What needs to be done ▸ Filter the records below down to lines containing "小敏是远视眼".
--- START ---
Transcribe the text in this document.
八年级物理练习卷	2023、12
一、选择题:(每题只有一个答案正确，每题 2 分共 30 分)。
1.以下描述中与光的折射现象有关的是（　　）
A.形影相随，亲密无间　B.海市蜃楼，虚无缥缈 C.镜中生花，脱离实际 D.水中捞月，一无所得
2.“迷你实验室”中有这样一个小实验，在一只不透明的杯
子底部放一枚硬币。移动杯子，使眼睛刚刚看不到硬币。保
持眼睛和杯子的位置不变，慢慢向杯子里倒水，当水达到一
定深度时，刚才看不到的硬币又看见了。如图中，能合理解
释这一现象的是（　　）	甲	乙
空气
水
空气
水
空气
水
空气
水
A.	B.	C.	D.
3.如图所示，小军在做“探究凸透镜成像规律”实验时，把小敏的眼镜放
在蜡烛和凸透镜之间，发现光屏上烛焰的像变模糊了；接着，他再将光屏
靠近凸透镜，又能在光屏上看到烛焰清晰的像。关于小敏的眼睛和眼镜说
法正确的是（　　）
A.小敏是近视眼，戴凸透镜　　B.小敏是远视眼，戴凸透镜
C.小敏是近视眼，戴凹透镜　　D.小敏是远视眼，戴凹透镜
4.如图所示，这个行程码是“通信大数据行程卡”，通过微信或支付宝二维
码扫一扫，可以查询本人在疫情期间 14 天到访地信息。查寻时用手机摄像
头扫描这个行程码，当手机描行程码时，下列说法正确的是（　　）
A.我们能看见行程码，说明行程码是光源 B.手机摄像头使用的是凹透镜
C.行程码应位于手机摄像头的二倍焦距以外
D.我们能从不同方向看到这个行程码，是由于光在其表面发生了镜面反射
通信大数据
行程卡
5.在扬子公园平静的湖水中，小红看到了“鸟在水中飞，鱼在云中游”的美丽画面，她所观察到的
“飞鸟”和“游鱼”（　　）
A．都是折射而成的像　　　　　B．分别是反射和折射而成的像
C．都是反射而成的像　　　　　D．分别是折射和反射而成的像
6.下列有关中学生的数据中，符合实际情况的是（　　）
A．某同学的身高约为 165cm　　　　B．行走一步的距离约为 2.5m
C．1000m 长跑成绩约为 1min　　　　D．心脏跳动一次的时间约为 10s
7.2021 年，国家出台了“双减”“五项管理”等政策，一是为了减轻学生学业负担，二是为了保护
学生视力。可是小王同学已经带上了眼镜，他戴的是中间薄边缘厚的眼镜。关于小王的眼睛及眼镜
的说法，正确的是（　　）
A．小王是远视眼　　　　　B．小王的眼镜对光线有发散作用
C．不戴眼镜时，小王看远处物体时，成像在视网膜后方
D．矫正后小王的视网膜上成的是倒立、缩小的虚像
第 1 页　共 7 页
--- END ---
Completed exercise ▸
A.小敏是近视眼，戴凸透镜　　B.小敏是远视眼，戴凸透镜
C.小敏是近视眼，戴凹透镜　　D.小敏是远视眼，戴凹透镜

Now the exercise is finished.